Go through the listing and return every line with "rate" in it.

> [Records for this exercise]:
* * * * * * * * *
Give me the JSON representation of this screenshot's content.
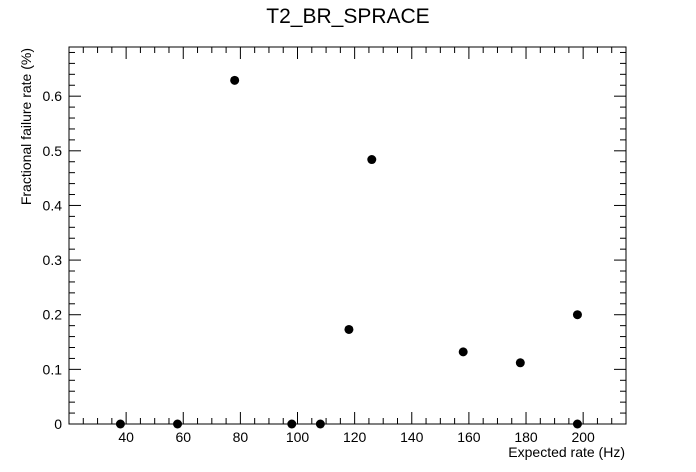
{
  "chart_data": {
    "type": "scatter",
    "title": "T2_BR_SPRACE",
    "xlabel": "Expected rate (Hz)",
    "ylabel": "Fractional failure rate (%)",
    "xlim": [
      20,
      215
    ],
    "ylim": [
      0,
      0.69
    ],
    "xticks": [
      40,
      60,
      80,
      100,
      120,
      140,
      160,
      180,
      200
    ],
    "yticks": [
      0,
      0.1,
      0.2,
      0.3,
      0.4,
      0.5,
      0.6
    ],
    "ytick_labels": [
      "0",
      "0.1",
      "0.2",
      "0.3",
      "0.4",
      "0.5",
      "0.6"
    ],
    "grid": false,
    "marker_color": "#000000",
    "points": [
      {
        "x": 38,
        "y": 0
      },
      {
        "x": 58,
        "y": 0
      },
      {
        "x": 78,
        "y": 0.629
      },
      {
        "x": 98,
        "y": 0
      },
      {
        "x": 108,
        "y": 0
      },
      {
        "x": 118,
        "y": 0.173
      },
      {
        "x": 126,
        "y": 0.484
      },
      {
        "x": 158,
        "y": 0.132
      },
      {
        "x": 178,
        "y": 0.112
      },
      {
        "x": 198,
        "y": 0.2
      },
      {
        "x": 198,
        "y": 0
      }
    ]
  }
}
* * * * * * * * *
> [Solution]:
    "xlabel": "Expected rate (Hz)",
    "ylabel": "Fractional failure rate (%)",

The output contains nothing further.